----- Input records -----

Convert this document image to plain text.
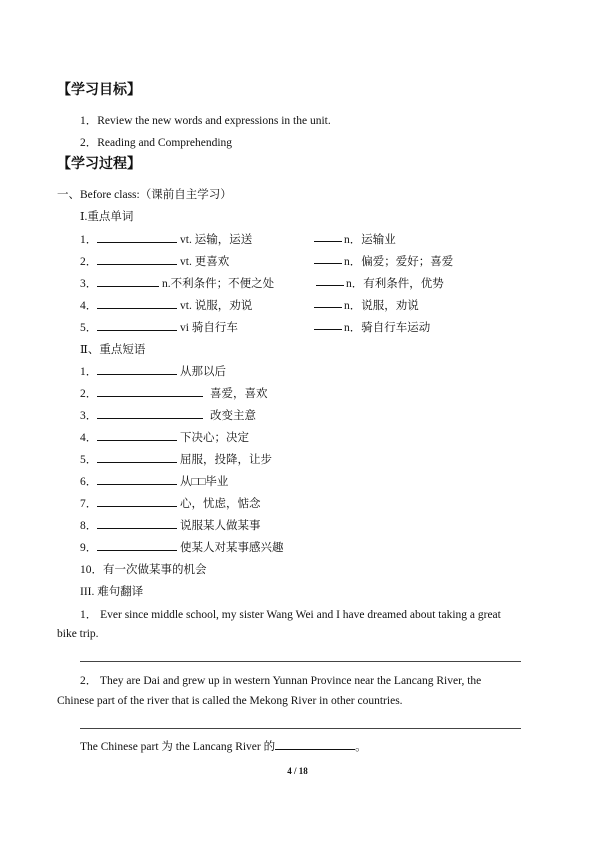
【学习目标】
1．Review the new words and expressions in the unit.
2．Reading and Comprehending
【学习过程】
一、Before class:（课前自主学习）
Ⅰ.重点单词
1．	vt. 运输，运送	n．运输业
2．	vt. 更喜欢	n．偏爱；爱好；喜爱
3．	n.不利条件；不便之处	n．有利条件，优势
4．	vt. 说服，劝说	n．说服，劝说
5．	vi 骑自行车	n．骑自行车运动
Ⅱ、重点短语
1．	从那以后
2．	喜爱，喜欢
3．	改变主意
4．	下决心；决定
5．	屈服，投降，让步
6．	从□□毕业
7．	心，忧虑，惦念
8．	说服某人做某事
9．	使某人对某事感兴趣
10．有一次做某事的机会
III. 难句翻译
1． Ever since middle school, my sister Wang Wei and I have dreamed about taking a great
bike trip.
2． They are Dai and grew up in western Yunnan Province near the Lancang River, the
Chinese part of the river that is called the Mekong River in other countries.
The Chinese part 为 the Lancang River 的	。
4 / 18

-----
----- Input records -----

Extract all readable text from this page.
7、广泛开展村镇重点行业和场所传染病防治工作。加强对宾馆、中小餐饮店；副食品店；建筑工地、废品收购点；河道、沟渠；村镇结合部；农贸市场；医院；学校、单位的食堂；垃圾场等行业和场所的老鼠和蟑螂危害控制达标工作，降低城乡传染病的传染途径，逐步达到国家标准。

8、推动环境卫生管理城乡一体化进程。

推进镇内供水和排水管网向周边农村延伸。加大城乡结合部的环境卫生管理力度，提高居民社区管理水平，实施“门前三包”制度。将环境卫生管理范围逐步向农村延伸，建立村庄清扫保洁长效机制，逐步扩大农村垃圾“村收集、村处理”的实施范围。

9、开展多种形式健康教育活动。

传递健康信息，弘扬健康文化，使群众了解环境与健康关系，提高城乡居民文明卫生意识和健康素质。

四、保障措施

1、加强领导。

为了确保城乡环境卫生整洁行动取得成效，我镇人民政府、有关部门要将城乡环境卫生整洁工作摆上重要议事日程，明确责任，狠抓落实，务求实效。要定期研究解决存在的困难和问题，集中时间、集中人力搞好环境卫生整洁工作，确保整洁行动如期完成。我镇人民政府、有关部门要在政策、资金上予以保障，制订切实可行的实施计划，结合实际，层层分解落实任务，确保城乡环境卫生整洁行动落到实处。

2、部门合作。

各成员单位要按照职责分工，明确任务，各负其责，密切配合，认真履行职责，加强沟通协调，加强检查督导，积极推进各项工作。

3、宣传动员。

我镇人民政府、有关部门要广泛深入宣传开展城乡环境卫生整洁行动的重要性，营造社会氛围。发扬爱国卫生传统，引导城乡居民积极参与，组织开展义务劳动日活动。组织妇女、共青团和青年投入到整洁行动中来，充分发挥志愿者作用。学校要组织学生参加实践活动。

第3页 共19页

-----
----- Input records -----

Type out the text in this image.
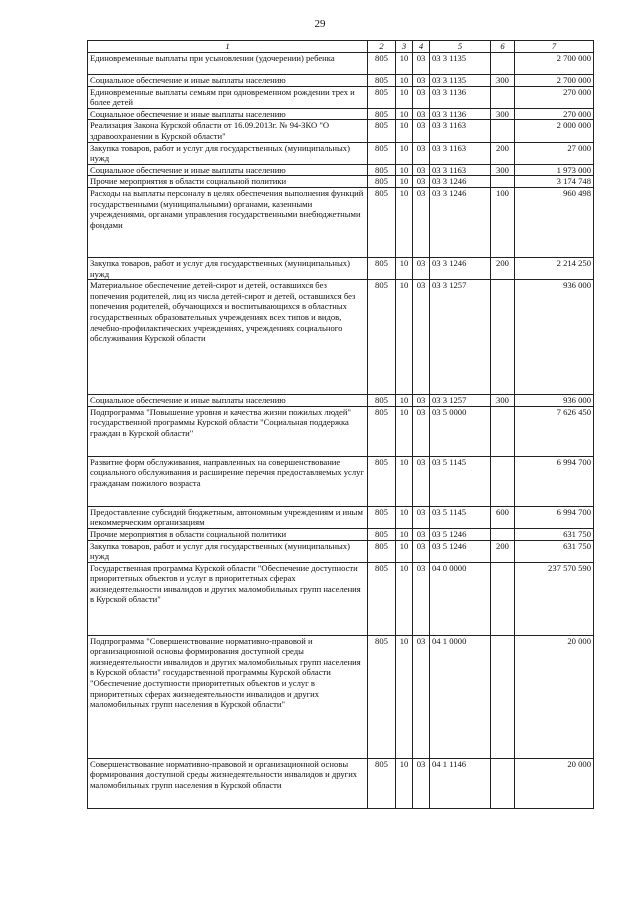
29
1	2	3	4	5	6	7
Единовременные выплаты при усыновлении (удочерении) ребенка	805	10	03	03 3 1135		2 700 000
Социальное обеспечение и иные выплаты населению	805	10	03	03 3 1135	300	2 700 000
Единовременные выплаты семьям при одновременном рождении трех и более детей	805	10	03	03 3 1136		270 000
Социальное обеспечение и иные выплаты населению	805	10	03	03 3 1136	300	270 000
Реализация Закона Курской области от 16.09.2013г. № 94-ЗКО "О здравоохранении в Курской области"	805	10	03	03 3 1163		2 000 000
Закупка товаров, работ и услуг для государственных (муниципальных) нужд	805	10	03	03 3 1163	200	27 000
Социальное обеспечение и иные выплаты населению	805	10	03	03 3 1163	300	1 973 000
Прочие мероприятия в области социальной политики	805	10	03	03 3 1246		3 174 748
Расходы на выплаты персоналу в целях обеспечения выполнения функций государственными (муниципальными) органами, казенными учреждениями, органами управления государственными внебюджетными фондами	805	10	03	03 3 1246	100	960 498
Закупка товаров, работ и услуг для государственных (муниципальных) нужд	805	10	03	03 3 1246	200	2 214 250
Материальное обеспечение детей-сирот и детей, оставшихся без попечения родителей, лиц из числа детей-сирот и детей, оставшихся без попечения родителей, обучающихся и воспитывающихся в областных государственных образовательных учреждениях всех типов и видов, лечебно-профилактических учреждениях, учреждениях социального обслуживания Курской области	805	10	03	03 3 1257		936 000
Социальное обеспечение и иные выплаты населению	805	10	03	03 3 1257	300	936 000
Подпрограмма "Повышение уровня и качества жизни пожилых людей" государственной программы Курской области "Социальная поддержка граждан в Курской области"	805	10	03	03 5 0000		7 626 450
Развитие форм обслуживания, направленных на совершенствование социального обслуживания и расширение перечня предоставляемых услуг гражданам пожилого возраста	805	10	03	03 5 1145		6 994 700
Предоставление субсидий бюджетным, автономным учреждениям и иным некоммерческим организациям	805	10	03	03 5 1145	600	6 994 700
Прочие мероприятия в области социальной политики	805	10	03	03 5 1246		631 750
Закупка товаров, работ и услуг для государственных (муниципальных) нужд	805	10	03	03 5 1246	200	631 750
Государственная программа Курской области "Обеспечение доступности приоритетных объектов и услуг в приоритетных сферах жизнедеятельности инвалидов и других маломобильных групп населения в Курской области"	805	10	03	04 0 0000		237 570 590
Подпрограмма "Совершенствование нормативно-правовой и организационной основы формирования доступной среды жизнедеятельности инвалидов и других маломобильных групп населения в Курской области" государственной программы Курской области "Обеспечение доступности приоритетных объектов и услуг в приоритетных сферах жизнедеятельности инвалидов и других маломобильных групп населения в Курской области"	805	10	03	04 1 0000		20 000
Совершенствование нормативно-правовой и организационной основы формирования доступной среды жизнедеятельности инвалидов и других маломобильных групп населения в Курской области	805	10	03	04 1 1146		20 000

-----

§ What to do: Where a line of the material above holds the string "приоритетных", copy that line.

§ Solution for this exercise:
Государственная программа Курской области "Обеспечение доступности приоритетных объектов и услуг в приоритетных сферах жизнедеятельности инвалидов и других маломобильных групп населения в Курской области"	805	10	03	04 0 0000		237 570 590
Подпрограмма "Совершенствование нормативно-правовой и организационной основы формирования доступной среды жизнедеятельности инвалидов и других маломобильных групп населения в Курской области" государственной программы Курской области "Обеспечение доступности приоритетных объектов и услуг в приоритетных сферах жизнедеятельности инвалидов и других маломобильных групп населения в Курской области"	805	10	03	04 1 0000		20 000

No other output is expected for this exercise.